→ EXERCISE AIM: From the records below, pull each line that has "term".

→ ITEMS:
============
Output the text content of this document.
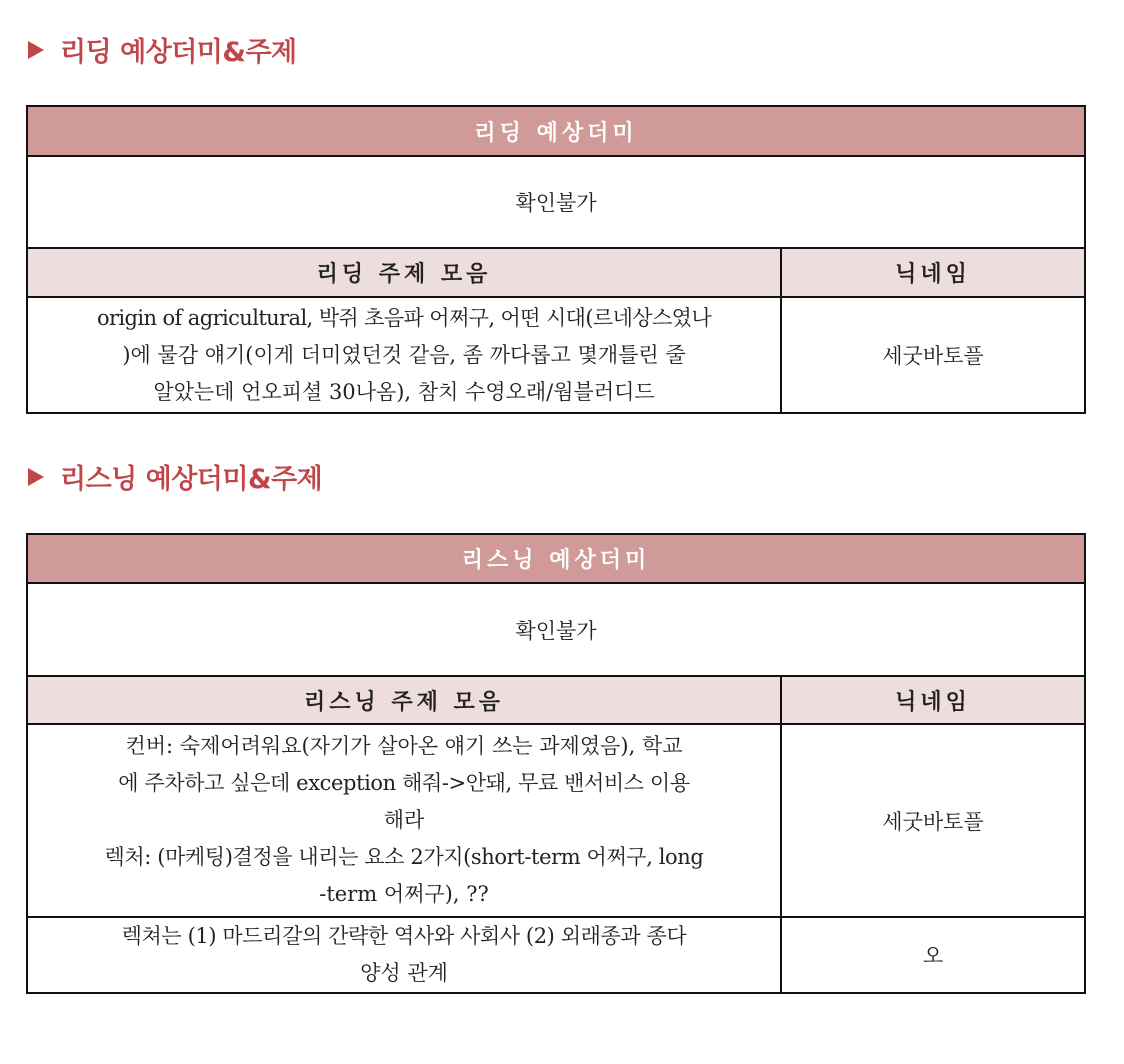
리딩 예상더미&주제
리딩 예상더미	
확인불가	
리딩 주제 모음	닉네임

origin of agricultural, 박쥐 초음파 어쩌구, 어떤 시대(르네상스였나
)에 물감 얘기(이게 더미였던것 같음, 좀 까다롭고 몇개틀린 줄
알았는데 언오피셜 30나옴), 참치 수영오래/웜블러디드	세굿바토플
리스닝 예상더미&주제
리스닝 예상더미	
확인불가	
리스닝 주제 모음	닉네임

컨버: 숙제어려워요(자기가 살아온 얘기 쓰는 과제였음), 학교
에 주차하고 싶은데 exception 해줘->안돼, 무료 밴서비스 이용
해라
렉처: (마케팅)결정을 내리는 요소 2가지(short-term 어쩌구, long
-term 어쩌구), ??	세굿바토플

렉쳐는 (1) 마드리갈의 간략한 역사와 사회사 (2) 외래종과 종다
양성 관계	오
============
→ OUTPUT FOR THIS EXERCISE:
렉처: (마케팅)결정을 내리는 요소 2가지(short-term 어쩌구, long
-term 어쩌구), ??	세굿바토플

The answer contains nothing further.